▶ THE PROBLEM:
Return every line of the listing below word for word, keeping the original order.

▶ RECORDED DATA:

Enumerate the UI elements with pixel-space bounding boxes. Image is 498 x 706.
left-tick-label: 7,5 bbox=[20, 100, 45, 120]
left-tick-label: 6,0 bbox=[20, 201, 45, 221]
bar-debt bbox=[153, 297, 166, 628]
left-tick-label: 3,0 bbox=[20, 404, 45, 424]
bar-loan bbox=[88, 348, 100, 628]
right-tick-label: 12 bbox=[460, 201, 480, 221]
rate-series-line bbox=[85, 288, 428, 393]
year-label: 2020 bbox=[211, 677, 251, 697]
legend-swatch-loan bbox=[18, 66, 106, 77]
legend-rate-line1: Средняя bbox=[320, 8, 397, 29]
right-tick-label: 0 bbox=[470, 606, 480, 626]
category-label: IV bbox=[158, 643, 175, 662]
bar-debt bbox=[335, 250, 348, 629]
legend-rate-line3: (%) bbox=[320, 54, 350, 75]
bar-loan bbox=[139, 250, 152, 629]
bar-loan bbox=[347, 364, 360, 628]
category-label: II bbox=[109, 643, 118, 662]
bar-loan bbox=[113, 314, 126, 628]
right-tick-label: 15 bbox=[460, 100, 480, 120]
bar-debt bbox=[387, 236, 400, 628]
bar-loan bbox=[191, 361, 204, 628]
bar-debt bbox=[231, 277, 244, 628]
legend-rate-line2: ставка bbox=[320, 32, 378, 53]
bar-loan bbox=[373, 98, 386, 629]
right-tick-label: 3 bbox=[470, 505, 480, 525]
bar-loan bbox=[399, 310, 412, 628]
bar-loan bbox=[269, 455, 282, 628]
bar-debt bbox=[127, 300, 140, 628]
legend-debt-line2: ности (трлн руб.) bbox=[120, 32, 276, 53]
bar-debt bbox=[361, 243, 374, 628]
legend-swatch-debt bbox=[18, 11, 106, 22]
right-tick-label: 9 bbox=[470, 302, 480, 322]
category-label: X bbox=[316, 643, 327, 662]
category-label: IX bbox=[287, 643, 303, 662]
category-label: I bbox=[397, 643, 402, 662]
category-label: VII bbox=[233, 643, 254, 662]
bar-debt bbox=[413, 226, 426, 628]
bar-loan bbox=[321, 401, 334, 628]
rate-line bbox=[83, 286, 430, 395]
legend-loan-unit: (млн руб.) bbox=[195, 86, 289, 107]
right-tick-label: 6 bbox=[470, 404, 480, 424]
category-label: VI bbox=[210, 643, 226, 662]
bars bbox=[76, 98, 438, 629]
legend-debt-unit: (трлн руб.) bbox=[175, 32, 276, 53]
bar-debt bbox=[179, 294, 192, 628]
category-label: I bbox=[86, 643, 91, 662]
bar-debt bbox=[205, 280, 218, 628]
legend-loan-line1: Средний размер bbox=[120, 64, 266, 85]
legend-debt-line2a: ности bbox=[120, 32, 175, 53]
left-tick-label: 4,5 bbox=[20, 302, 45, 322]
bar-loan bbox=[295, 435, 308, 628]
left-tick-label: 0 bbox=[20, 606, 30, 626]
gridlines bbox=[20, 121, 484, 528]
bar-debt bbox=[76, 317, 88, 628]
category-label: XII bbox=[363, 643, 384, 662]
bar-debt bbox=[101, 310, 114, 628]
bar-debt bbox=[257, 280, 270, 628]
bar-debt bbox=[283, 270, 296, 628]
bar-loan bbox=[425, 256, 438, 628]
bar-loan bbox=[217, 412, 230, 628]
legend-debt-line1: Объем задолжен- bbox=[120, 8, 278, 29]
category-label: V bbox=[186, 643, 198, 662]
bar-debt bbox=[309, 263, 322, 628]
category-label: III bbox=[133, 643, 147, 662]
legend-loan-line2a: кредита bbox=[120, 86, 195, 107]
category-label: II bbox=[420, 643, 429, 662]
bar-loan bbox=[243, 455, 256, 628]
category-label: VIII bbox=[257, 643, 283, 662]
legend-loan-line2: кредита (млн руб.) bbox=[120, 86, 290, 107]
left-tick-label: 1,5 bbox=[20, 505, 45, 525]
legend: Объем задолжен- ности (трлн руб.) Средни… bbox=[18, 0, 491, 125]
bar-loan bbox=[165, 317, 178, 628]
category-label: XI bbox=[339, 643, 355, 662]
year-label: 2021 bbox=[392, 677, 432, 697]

▶ OUTPUT BELOW:
Enumerate the UI elements with pixel-space bounding boxes. Image is 498 x 706.
left-tick-label: 7,5 bbox=[20, 100, 45, 120]
left-tick-label: 6,0 bbox=[20, 201, 45, 221]
bar-debt bbox=[153, 297, 166, 628]
left-tick-label: 3,0 bbox=[20, 404, 45, 424]
bar-loan bbox=[88, 348, 100, 628]
right-tick-label: 12 bbox=[460, 201, 480, 221]
rate-series-line bbox=[85, 288, 428, 393]
year-label: 2020 bbox=[211, 677, 251, 697]
legend-swatch-loan bbox=[18, 66, 106, 77]
legend-rate-line1: Средняя bbox=[320, 8, 397, 29]
right-tick-label: 0 bbox=[470, 606, 480, 626]
category-label: IV bbox=[158, 643, 175, 662]
bar-debt bbox=[335, 250, 348, 629]
legend-rate-line3: (%) bbox=[320, 54, 350, 75]
bar-loan bbox=[139, 250, 152, 629]
bar-loan bbox=[347, 364, 360, 628]
category-label: II bbox=[109, 643, 118, 662]
bar-loan bbox=[113, 314, 126, 628]
right-tick-label: 15 bbox=[460, 100, 480, 120]
bar-debt bbox=[387, 236, 400, 628]
bar-loan bbox=[191, 361, 204, 628]
bar-debt bbox=[231, 277, 244, 628]
legend-rate-line2: ставка bbox=[320, 32, 378, 53]
bar-loan bbox=[373, 98, 386, 629]
right-tick-label: 3 bbox=[470, 505, 480, 525]
bar-loan bbox=[399, 310, 412, 628]
bar-loan bbox=[269, 455, 282, 628]
bar-debt bbox=[127, 300, 140, 628]
legend-debt-line2: ности (трлн руб.) bbox=[120, 32, 276, 53]
bar-debt bbox=[361, 243, 374, 628]
legend-swatch-debt bbox=[18, 11, 106, 22]
right-tick-label: 9 bbox=[470, 302, 480, 322]
category-label: X bbox=[316, 643, 327, 662]
category-label: IX bbox=[287, 643, 303, 662]
category-label: I bbox=[397, 643, 402, 662]
category-label: VII bbox=[233, 643, 254, 662]
bar-debt bbox=[413, 226, 426, 628]
bar-loan bbox=[321, 401, 334, 628]
rate-line bbox=[83, 286, 430, 395]
legend-loan-unit: (млн руб.) bbox=[195, 86, 289, 107]
right-tick-label: 6 bbox=[470, 404, 480, 424]
category-label: VI bbox=[210, 643, 226, 662]
bars bbox=[76, 98, 438, 629]
legend-debt-unit: (трлн руб.) bbox=[175, 32, 276, 53]
bar-debt bbox=[179, 294, 192, 628]
category-label: I bbox=[86, 643, 91, 662]
bar-debt bbox=[205, 280, 218, 628]
legend-loan-line1: Средний размер bbox=[120, 64, 266, 85]
legend-debt-line2a: ности bbox=[120, 32, 175, 53]
left-tick-label: 4,5 bbox=[20, 302, 45, 322]
bar-loan bbox=[295, 435, 308, 628]
left-tick-label: 0 bbox=[20, 606, 30, 626]
gridlines bbox=[20, 121, 484, 528]
bar-debt bbox=[76, 317, 88, 628]
category-label: XII bbox=[363, 643, 384, 662]
bar-debt bbox=[101, 310, 114, 628]
bar-debt bbox=[257, 280, 270, 628]
bar-debt bbox=[283, 270, 296, 628]
bar-loan bbox=[425, 256, 438, 628]
bar-loan bbox=[217, 412, 230, 628]
legend-debt-line1: Объем задолжен- bbox=[120, 8, 278, 29]
category-label: V bbox=[186, 643, 198, 662]
bar-debt bbox=[309, 263, 322, 628]
category-label: III bbox=[133, 643, 147, 662]
legend-loan-line2a: кредита bbox=[120, 86, 195, 107]
category-label: II bbox=[420, 643, 429, 662]
bar-loan bbox=[243, 455, 256, 628]
category-label: VIII bbox=[257, 643, 283, 662]
legend-loan-line2: кредита (млн руб.) bbox=[120, 86, 290, 107]
left-tick-label: 1,5 bbox=[20, 505, 45, 525]
legend: Объем задолжен- ности (трлн руб.) Средни… bbox=[18, 0, 491, 125]
bar-loan bbox=[165, 317, 178, 628]
category-label: XI bbox=[339, 643, 355, 662]
year-label: 2021 bbox=[392, 677, 432, 697]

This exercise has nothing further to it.